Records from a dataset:
----
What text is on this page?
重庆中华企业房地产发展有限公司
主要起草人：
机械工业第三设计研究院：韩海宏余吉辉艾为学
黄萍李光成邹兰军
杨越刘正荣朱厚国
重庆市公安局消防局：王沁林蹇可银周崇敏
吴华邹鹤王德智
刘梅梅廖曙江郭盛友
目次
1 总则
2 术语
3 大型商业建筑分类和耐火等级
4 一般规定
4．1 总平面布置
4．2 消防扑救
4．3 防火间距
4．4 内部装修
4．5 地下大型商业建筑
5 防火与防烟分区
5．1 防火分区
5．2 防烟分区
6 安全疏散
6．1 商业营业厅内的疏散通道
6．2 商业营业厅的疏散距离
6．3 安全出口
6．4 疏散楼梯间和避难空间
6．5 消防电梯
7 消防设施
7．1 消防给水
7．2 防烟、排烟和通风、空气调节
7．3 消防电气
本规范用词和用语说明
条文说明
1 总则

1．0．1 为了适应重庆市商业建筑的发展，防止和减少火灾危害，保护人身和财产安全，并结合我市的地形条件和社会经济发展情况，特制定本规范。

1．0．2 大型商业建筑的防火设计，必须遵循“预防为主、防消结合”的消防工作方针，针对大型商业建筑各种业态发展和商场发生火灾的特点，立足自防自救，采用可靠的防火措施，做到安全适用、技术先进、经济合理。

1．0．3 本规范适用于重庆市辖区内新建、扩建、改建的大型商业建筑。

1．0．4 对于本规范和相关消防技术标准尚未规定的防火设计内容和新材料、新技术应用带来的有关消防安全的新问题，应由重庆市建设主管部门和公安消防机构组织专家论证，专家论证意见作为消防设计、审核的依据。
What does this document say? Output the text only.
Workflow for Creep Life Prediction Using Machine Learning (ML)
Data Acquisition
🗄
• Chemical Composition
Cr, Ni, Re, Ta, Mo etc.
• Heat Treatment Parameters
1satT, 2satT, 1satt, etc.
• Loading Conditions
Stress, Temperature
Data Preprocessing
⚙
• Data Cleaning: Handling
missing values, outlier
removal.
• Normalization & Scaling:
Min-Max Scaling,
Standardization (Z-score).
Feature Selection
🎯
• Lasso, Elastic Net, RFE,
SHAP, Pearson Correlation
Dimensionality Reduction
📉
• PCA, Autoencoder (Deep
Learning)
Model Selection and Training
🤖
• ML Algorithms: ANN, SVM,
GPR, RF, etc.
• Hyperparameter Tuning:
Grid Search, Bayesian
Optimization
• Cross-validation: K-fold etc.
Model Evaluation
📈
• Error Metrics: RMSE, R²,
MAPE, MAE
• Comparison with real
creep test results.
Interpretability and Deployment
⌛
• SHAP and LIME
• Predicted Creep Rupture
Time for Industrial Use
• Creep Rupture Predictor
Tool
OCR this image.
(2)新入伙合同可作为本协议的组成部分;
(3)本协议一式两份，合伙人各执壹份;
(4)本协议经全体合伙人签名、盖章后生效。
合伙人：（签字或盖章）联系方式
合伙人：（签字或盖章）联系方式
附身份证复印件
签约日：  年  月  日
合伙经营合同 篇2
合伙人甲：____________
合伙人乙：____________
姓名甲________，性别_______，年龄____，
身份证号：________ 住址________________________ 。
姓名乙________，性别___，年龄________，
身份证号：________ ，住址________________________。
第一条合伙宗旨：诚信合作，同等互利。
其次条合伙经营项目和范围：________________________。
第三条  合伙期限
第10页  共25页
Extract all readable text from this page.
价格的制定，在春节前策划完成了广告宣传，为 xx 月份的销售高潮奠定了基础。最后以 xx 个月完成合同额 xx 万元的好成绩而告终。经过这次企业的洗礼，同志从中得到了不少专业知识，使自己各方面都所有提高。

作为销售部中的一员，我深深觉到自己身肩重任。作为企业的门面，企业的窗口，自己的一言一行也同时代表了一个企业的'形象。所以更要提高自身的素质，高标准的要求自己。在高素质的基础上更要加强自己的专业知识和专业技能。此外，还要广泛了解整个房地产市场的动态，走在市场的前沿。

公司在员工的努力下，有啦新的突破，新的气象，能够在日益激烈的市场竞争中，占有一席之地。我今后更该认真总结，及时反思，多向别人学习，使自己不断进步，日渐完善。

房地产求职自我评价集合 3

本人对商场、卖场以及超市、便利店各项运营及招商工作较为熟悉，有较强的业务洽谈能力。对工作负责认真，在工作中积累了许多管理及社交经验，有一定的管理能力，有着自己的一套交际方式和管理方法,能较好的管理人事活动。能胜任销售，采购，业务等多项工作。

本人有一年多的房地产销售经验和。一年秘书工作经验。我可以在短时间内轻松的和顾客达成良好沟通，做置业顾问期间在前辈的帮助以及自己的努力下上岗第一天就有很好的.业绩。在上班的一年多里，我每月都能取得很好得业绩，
----
Description of the task:
Extract the full listing above without altering anything.

Task response:
What text is on this page?
重庆中华企业房地产发展有限公司
主要起草人：
机械工业第三设计研究院：韩海宏余吉辉艾为学
黄萍李光成邹兰军
杨越刘正荣朱厚国
重庆市公安局消防局：王沁林蹇可银周崇敏
吴华邹鹤王德智
刘梅梅廖曙江郭盛友
目次
1 总则
2 术语
3 大型商业建筑分类和耐火等级
4 一般规定
4．1 总平面布置
4．2 消防扑救
4．3 防火间距
4．4 内部装修
4．5 地下大型商业建筑
5 防火与防烟分区
5．1 防火分区
5．2 防烟分区
6 安全疏散
6．1 商业营业厅内的疏散通道
6．2 商业营业厅的疏散距离
6．3 安全出口
6．4 疏散楼梯间和避难空间
6．5 消防电梯
7 消防设施
7．1 消防给水
7．2 防烟、排烟和通风、空气调节
7．3 消防电气
本规范用词和用语说明
条文说明
1 总则

1．0．1 为了适应重庆市商业建筑的发展，防止和减少火灾危害，保护人身和财产安全，并结合我市的地形条件和社会经济发展情况，特制定本规范。

1．0．2 大型商业建筑的防火设计，必须遵循“预防为主、防消结合”的消防工作方针，针对大型商业建筑各种业态发展和商场发生火灾的特点，立足自防自救，采用可靠的防火措施，做到安全适用、技术先进、经济合理。

1．0．3 本规范适用于重庆市辖区内新建、扩建、改建的大型商业建筑。

1．0．4 对于本规范和相关消防技术标准尚未规定的防火设计内容和新材料、新技术应用带来的有关消防安全的新问题，应由重庆市建设主管部门和公安消防机构组织专家论证，专家论证意见作为消防设计、审核的依据。
What does this document say? Output the text only.
Workflow for Creep Life Prediction Using Machine Learning (ML)
Data Acquisition
🗄
• Chemical Composition
Cr, Ni, Re, Ta, Mo etc.
• Heat Treatment Parameters
1satT, 2satT, 1satt, etc.
• Loading Conditions
Stress, Temperature
Data Preprocessing
⚙
• Data Cleaning: Handling
missing values, outlier
removal.
• Normalization & Scaling:
Min-Max Scaling,
Standardization (Z-score).
Feature Selection
🎯
• Lasso, Elastic Net, RFE,
SHAP, Pearson Correlation
Dimensionality Reduction
📉
• PCA, Autoencoder (Deep
Learning)
Model Selection and Training
🤖
• ML Algorithms: ANN, SVM,
GPR, RF, etc.
• Hyperparameter Tuning:
Grid Search, Bayesian
Optimization
• Cross-validation: K-fold etc.
Model Evaluation
📈
• Error Metrics: RMSE, R²,
MAPE, MAE
• Comparison with real
creep test results.
Interpretability and Deployment
⌛
• SHAP and LIME
• Predicted Creep Rupture
Time for Industrial Use
• Creep Rupture Predictor
Tool
OCR this image.
(2)新入伙合同可作为本协议的组成部分;
(3)本协议一式两份，合伙人各执壹份;
(4)本协议经全体合伙人签名、盖章后生效。
合伙人：（签字或盖章）联系方式
合伙人：（签字或盖章）联系方式
附身份证复印件
签约日：  年  月  日
合伙经营合同 篇2
合伙人甲：____________
合伙人乙：____________
姓名甲________，性别_______，年龄____，
身份证号：________ 住址________________________ 。
姓名乙________，性别___，年龄________，
身份证号：________ ，住址________________________。
第一条合伙宗旨：诚信合作，同等互利。
其次条合伙经营项目和范围：________________________。
第三条  合伙期限
第10页  共25页
Extract all readable text from this page.
价格的制定，在春节前策划完成了广告宣传，为 xx 月份的销售高潮奠定了基础。最后以 xx 个月完成合同额 xx 万元的好成绩而告终。经过这次企业的洗礼，同志从中得到了不少专业知识，使自己各方面都所有提高。

作为销售部中的一员，我深深觉到自己身肩重任。作为企业的门面，企业的窗口，自己的一言一行也同时代表了一个企业的'形象。所以更要提高自身的素质，高标准的要求自己。在高素质的基础上更要加强自己的专业知识和专业技能。此外，还要广泛了解整个房地产市场的动态，走在市场的前沿。

公司在员工的努力下，有啦新的突破，新的气象，能够在日益激烈的市场竞争中，占有一席之地。我今后更该认真总结，及时反思，多向别人学习，使自己不断进步，日渐完善。

房地产求职自我评价集合 3

本人对商场、卖场以及超市、便利店各项运营及招商工作较为熟悉，有较强的业务洽谈能力。对工作负责认真，在工作中积累了许多管理及社交经验，有一定的管理能力，有着自己的一套交际方式和管理方法,能较好的管理人事活动。能胜任销售，采购，业务等多项工作。

本人有一年多的房地产销售经验和。一年秘书工作经验。我可以在短时间内轻松的和顾客达成良好沟通，做置业顾问期间在前辈的帮助以及自己的努力下上岗第一天就有很好的.业绩。在上班的一年多里，我每月都能取得很好得业绩，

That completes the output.